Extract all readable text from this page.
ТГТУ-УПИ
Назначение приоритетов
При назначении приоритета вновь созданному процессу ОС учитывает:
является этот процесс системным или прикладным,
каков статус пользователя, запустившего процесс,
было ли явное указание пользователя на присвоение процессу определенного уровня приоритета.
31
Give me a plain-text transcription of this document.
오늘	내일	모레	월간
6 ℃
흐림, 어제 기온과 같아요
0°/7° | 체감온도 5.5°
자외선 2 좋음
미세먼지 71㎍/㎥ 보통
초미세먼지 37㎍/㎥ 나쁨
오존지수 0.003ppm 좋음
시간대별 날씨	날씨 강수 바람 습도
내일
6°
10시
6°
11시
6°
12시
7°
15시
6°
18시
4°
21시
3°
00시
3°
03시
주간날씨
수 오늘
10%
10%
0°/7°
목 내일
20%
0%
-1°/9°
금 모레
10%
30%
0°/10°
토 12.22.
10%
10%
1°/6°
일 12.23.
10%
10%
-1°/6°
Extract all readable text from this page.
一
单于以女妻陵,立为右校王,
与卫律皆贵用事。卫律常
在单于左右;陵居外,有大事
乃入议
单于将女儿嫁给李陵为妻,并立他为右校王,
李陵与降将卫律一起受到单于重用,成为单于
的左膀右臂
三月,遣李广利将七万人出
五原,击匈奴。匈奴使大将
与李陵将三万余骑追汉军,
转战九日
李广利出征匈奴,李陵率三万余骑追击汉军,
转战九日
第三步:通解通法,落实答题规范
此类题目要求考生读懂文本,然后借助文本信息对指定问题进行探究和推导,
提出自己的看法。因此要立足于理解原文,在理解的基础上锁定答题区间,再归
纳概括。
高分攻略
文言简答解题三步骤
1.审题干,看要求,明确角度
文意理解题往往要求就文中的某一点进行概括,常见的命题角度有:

- - - - - - -

Look above for every line with the word "приоритета" and copy it.

• COMPLETE ANSWER
При назначении приоритета вновь созданному процессу ОС учитывает:
было ли явное указание пользователя на присвоение процессу определенного уровня приоритета.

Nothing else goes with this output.